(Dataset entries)
▽

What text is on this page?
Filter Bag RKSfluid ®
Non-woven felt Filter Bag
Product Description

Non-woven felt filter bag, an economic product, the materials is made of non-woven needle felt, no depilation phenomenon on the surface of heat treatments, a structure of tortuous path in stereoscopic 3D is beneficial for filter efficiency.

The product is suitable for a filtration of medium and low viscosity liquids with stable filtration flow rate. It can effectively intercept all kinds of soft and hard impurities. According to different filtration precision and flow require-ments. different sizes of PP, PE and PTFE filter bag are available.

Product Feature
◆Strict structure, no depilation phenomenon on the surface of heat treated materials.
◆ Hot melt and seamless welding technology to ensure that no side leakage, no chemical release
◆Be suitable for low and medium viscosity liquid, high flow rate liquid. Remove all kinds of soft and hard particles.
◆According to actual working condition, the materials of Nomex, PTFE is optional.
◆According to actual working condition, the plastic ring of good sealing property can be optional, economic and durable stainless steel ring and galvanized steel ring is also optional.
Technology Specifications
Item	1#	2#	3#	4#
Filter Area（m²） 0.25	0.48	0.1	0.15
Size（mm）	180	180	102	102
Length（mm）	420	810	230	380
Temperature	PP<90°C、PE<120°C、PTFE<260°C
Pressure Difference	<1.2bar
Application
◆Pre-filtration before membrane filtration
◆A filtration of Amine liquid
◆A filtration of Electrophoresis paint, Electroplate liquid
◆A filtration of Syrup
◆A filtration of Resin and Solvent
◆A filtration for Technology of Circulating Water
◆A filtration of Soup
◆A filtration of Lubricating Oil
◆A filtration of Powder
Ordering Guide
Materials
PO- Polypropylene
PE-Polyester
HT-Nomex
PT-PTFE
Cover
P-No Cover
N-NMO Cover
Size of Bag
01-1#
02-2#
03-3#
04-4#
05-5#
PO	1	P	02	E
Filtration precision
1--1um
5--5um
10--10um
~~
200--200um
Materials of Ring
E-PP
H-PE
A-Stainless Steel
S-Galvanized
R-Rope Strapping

△

• Exercise brief:
Within the listing above, find every line containing the string "phenomenon" and return it.

• Solution to the problem:
Non-woven felt filter bag, an economic product, the materials is made of non-woven needle felt, no depilation phenomenon on the surface of heat treatments, a structure of tortuous path in stereoscopic 3D is beneficial for filter efficiency.
◆Strict structure, no depilation phenomenon on the surface of heat treated materials.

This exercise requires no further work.